- [Supplied entries]
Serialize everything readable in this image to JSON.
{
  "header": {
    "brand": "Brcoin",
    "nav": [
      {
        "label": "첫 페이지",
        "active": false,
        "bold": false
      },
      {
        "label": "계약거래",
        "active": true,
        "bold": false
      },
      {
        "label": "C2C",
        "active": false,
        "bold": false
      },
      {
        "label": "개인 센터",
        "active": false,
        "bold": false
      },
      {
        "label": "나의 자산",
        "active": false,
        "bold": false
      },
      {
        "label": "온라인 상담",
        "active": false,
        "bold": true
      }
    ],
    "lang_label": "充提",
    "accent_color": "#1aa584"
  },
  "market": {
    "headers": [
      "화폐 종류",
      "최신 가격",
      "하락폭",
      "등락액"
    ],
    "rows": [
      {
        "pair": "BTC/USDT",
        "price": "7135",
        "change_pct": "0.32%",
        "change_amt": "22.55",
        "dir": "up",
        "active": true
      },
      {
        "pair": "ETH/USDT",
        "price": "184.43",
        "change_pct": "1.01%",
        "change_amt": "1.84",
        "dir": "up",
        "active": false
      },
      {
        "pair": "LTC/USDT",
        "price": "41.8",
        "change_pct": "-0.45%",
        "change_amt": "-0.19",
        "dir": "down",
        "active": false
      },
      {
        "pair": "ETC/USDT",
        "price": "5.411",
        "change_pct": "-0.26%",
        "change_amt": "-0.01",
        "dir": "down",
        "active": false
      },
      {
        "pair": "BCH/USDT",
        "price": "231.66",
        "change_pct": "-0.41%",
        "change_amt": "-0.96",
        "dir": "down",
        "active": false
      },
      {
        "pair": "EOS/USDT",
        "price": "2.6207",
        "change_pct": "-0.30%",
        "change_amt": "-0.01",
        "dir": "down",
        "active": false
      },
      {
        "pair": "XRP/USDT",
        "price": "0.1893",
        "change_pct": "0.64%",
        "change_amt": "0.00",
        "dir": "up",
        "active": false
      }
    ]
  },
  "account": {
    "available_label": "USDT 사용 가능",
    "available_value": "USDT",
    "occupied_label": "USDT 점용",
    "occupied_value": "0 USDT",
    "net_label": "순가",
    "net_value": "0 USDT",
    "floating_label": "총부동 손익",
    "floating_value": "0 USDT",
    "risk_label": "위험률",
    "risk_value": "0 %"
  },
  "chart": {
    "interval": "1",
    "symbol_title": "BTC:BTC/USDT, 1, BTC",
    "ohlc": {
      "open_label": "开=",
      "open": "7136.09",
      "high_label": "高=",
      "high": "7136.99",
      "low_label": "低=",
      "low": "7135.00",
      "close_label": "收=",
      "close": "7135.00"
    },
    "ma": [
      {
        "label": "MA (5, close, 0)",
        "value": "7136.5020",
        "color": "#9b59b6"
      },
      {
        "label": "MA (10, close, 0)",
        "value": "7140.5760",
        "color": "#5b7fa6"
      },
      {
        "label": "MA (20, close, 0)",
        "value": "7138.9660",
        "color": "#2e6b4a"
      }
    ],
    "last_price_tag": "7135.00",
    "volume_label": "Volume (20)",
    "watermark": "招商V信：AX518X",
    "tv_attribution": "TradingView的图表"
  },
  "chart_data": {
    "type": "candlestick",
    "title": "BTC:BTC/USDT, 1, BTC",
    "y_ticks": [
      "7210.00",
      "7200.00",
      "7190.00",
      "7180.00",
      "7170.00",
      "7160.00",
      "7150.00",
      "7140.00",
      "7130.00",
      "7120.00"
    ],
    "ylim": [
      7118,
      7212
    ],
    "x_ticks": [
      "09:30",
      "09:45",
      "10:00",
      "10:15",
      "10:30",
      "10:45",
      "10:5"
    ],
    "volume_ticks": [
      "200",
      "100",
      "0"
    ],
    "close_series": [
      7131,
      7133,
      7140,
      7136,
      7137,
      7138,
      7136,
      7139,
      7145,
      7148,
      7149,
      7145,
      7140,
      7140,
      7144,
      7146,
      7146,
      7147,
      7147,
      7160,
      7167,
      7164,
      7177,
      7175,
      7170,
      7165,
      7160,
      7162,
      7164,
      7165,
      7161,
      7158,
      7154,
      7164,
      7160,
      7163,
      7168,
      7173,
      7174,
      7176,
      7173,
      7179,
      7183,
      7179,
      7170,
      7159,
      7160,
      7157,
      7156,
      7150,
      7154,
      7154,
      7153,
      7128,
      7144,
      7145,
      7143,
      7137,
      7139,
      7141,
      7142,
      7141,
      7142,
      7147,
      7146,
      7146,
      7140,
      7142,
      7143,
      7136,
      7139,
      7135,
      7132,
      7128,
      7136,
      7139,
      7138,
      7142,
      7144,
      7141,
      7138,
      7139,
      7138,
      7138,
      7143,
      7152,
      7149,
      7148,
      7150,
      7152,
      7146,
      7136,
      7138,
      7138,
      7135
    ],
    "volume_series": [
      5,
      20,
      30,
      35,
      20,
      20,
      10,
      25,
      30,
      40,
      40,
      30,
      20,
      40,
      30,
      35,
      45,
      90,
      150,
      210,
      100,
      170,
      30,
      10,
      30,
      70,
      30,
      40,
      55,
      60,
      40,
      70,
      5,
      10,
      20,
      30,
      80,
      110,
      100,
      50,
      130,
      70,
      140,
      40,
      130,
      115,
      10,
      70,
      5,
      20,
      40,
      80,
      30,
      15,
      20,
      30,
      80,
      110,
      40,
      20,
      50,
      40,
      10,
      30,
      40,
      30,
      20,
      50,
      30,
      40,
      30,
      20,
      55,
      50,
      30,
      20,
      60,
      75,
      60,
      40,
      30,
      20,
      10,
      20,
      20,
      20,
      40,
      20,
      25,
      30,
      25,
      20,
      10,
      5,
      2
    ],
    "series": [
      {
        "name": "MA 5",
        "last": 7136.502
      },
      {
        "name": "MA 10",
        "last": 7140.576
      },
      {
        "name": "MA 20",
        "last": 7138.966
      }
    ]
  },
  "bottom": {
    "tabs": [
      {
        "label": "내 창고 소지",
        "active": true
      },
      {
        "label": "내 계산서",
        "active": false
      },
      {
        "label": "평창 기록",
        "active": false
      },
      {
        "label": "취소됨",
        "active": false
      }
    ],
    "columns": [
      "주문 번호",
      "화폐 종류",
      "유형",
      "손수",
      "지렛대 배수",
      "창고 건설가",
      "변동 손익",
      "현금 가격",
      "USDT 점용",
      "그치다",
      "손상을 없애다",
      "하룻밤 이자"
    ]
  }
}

- [Given instruction] From the records above, extract every entry exactly as given.

- [Result]
Serialize everything readable in this image to JSON.
{
  "header": {
    "brand": "Brcoin",
    "nav": [
      {
        "label": "첫 페이지",
        "active": false,
        "bold": false
      },
      {
        "label": "계약거래",
        "active": true,
        "bold": false
      },
      {
        "label": "C2C",
        "active": false,
        "bold": false
      },
      {
        "label": "개인 센터",
        "active": false,
        "bold": false
      },
      {
        "label": "나의 자산",
        "active": false,
        "bold": false
      },
      {
        "label": "온라인 상담",
        "active": false,
        "bold": true
      }
    ],
    "lang_label": "充提",
    "accent_color": "#1aa584"
  },
  "market": {
    "headers": [
      "화폐 종류",
      "최신 가격",
      "하락폭",
      "등락액"
    ],
    "rows": [
      {
        "pair": "BTC/USDT",
        "price": "7135",
        "change_pct": "0.32%",
        "change_amt": "22.55",
        "dir": "up",
        "active": true
      },
      {
        "pair": "ETH/USDT",
        "price": "184.43",
        "change_pct": "1.01%",
        "change_amt": "1.84",
        "dir": "up",
        "active": false
      },
      {
        "pair": "LTC/USDT",
        "price": "41.8",
        "change_pct": "-0.45%",
        "change_amt": "-0.19",
        "dir": "down",
        "active": false
      },
      {
        "pair": "ETC/USDT",
        "price": "5.411",
        "change_pct": "-0.26%",
        "change_amt": "-0.01",
        "dir": "down",
        "active": false
      },
      {
        "pair": "BCH/USDT",
        "price": "231.66",
        "change_pct": "-0.41%",
        "change_amt": "-0.96",
        "dir": "down",
        "active": false
      },
      {
        "pair": "EOS/USDT",
        "price": "2.6207",
        "change_pct": "-0.30%",
        "change_amt": "-0.01",
        "dir": "down",
        "active": false
      },
      {
        "pair": "XRP/USDT",
        "price": "0.1893",
        "change_pct": "0.64%",
        "change_amt": "0.00",
        "dir": "up",
        "active": false
      }
    ]
  },
  "account": {
    "available_label": "USDT 사용 가능",
    "available_value": "USDT",
    "occupied_label": "USDT 점용",
    "occupied_value": "0 USDT",
    "net_label": "순가",
    "net_value": "0 USDT",
    "floating_label": "총부동 손익",
    "floating_value": "0 USDT",
    "risk_label": "위험률",
    "risk_value": "0 %"
  },
  "chart": {
    "interval": "1",
    "symbol_title": "BTC:BTC/USDT, 1, BTC",
    "ohlc": {
      "open_label": "开=",
      "open": "7136.09",
      "high_label": "高=",
      "high": "7136.99",
      "low_label": "低=",
      "low": "7135.00",
      "close_label": "收=",
      "close": "7135.00"
    },
    "ma": [
      {
        "label": "MA (5, close, 0)",
        "value": "7136.5020",
        "color": "#9b59b6"
      },
      {
        "label": "MA (10, close, 0)",
        "value": "7140.5760",
        "color": "#5b7fa6"
      },
      {
        "label": "MA (20, close, 0)",
        "value": "7138.9660",
        "color": "#2e6b4a"
      }
    ],
    "last_price_tag": "7135.00",
    "volume_label": "Volume (20)",
    "watermark": "招商V信：AX518X",
    "tv_attribution": "TradingView的图表"
  },
  "chart_data": {
    "type": "candlestick",
    "title": "BTC:BTC/USDT, 1, BTC",
    "y_ticks": [
      "7210.00",
      "7200.00",
      "7190.00",
      "7180.00",
      "7170.00",
      "7160.00",
      "7150.00",
      "7140.00",
      "7130.00",
      "7120.00"
    ],
    "ylim": [
      7118,
      7212
    ],
    "x_ticks": [
      "09:30",
      "09:45",
      "10:00",
      "10:15",
      "10:30",
      "10:45",
      "10:5"
    ],
    "volume_ticks": [
      "200",
      "100",
      "0"
    ],
    "close_series": [
      7131,
      7133,
      7140,
      7136,
      7137,
      7138,
      7136,
      7139,
      7145,
      7148,
      7149,
      7145,
      7140,
      7140,
      7144,
      7146,
      7146,
      7147,
      7147,
      7160,
      7167,
      7164,
      7177,
      7175,
      7170,
      7165,
      7160,
      7162,
      7164,
      7165,
      7161,
      7158,
      7154,
      7164,
      7160,
      7163,
      7168,
      7173,
      7174,
      7176,
      7173,
      7179,
      7183,
      7179,
      7170,
      7159,
      7160,
      7157,
      7156,
      7150,
      7154,
      7154,
      7153,
      7128,
      7144,
      7145,
      7143,
      7137,
      7139,
      7141,
      7142,
      7141,
      7142,
      7147,
      7146,
      7146,
      7140,
      7142,
      7143,
      7136,
      7139,
      7135,
      7132,
      7128,
      7136,
      7139,
      7138,
      7142,
      7144,
      7141,
      7138,
      7139,
      7138,
      7138,
      7143,
      7152,
      7149,
      7148,
      7150,
      7152,
      7146,
      7136,
      7138,
      7138,
      7135
    ],
    "volume_series": [
      5,
      20,
      30,
      35,
      20,
      20,
      10,
      25,
      30,
      40,
      40,
      30,
      20,
      40,
      30,
      35,
      45,
      90,
      150,
      210,
      100,
      170,
      30,
      10,
      30,
      70,
      30,
      40,
      55,
      60,
      40,
      70,
      5,
      10,
      20,
      30,
      80,
      110,
      100,
      50,
      130,
      70,
      140,
      40,
      130,
      115,
      10,
      70,
      5,
      20,
      40,
      80,
      30,
      15,
      20,
      30,
      80,
      110,
      40,
      20,
      50,
      40,
      10,
      30,
      40,
      30,
      20,
      50,
      30,
      40,
      30,
      20,
      55,
      50,
      30,
      20,
      60,
      75,
      60,
      40,
      30,
      20,
      10,
      20,
      20,
      20,
      40,
      20,
      25,
      30,
      25,
      20,
      10,
      5,
      2
    ],
    "series": [
      {
        "name": "MA 5",
        "last": 7136.502
      },
      {
        "name": "MA 10",
        "last": 7140.576
      },
      {
        "name": "MA 20",
        "last": 7138.966
      }
    ]
  },
  "bottom": {
    "tabs": [
      {
        "label": "내 창고 소지",
        "active": true
      },
      {
        "label": "내 계산서",
        "active": false
      },
      {
        "label": "평창 기록",
        "active": false
      },
      {
        "label": "취소됨",
        "active": false
      }
    ],
    "columns": [
      "주문 번호",
      "화폐 종류",
      "유형",
      "손수",
      "지렛대 배수",
      "창고 건설가",
      "변동 손익",
      "현금 가격",
      "USDT 점용",
      "그치다",
      "손상을 없애다",
      "하룻밤 이자"
    ]
  }
}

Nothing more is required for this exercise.